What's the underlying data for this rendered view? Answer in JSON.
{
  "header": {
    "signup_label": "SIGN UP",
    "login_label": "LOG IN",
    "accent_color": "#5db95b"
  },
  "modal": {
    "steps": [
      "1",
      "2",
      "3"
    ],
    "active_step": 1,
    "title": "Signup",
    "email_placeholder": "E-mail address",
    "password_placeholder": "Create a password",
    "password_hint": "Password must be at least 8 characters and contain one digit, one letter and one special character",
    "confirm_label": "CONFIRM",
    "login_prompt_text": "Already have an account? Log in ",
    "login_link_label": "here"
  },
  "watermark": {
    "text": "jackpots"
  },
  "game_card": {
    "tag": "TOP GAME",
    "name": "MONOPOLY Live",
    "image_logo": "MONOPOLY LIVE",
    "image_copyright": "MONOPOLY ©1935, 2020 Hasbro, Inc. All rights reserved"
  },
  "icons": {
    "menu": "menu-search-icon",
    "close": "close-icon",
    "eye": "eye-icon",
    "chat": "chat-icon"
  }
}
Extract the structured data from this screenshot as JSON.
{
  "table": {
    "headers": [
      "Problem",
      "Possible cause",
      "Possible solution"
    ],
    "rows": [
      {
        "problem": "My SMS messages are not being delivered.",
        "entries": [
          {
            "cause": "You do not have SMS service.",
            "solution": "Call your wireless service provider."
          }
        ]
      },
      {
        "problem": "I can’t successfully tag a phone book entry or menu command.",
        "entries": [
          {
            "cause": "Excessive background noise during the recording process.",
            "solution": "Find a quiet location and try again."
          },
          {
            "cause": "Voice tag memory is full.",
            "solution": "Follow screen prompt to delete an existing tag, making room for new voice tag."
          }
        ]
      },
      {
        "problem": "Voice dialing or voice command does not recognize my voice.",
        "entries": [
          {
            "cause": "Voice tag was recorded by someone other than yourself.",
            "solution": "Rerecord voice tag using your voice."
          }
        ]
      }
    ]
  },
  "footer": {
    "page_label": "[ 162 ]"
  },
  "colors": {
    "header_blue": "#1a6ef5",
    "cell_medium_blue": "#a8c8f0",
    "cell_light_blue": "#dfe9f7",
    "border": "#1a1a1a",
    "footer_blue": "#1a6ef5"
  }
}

* **AIM OF THE TASK**
Output the full listing exactly as it stands.

* **COMPLETE RESPONSE**
What's the underlying data for this rendered view? Answer in JSON.
{
  "header": {
    "signup_label": "SIGN UP",
    "login_label": "LOG IN",
    "accent_color": "#5db95b"
  },
  "modal": {
    "steps": [
      "1",
      "2",
      "3"
    ],
    "active_step": 1,
    "title": "Signup",
    "email_placeholder": "E-mail address",
    "password_placeholder": "Create a password",
    "password_hint": "Password must be at least 8 characters and contain one digit, one letter and one special character",
    "confirm_label": "CONFIRM",
    "login_prompt_text": "Already have an account? Log in ",
    "login_link_label": "here"
  },
  "watermark": {
    "text": "jackpots"
  },
  "game_card": {
    "tag": "TOP GAME",
    "name": "MONOPOLY Live",
    "image_logo": "MONOPOLY LIVE",
    "image_copyright": "MONOPOLY ©1935, 2020 Hasbro, Inc. All rights reserved"
  },
  "icons": {
    "menu": "menu-search-icon",
    "close": "close-icon",
    "eye": "eye-icon",
    "chat": "chat-icon"
  }
}
Extract the structured data from this screenshot as JSON.
{
  "table": {
    "headers": [
      "Problem",
      "Possible cause",
      "Possible solution"
    ],
    "rows": [
      {
        "problem": "My SMS messages are not being delivered.",
        "entries": [
          {
            "cause": "You do not have SMS service.",
            "solution": "Call your wireless service provider."
          }
        ]
      },
      {
        "problem": "I can’t successfully tag a phone book entry or menu command.",
        "entries": [
          {
            "cause": "Excessive background noise during the recording process.",
            "solution": "Find a quiet location and try again."
          },
          {
            "cause": "Voice tag memory is full.",
            "solution": "Follow screen prompt to delete an existing tag, making room for new voice tag."
          }
        ]
      },
      {
        "problem": "Voice dialing or voice command does not recognize my voice.",
        "entries": [
          {
            "cause": "Voice tag was recorded by someone other than yourself.",
            "solution": "Rerecord voice tag using your voice."
          }
        ]
      }
    ]
  },
  "footer": {
    "page_label": "[ 162 ]"
  },
  "colors": {
    "header_blue": "#1a6ef5",
    "cell_medium_blue": "#a8c8f0",
    "cell_light_blue": "#dfe9f7",
    "border": "#1a1a1a",
    "footer_blue": "#1a6ef5"
  }
}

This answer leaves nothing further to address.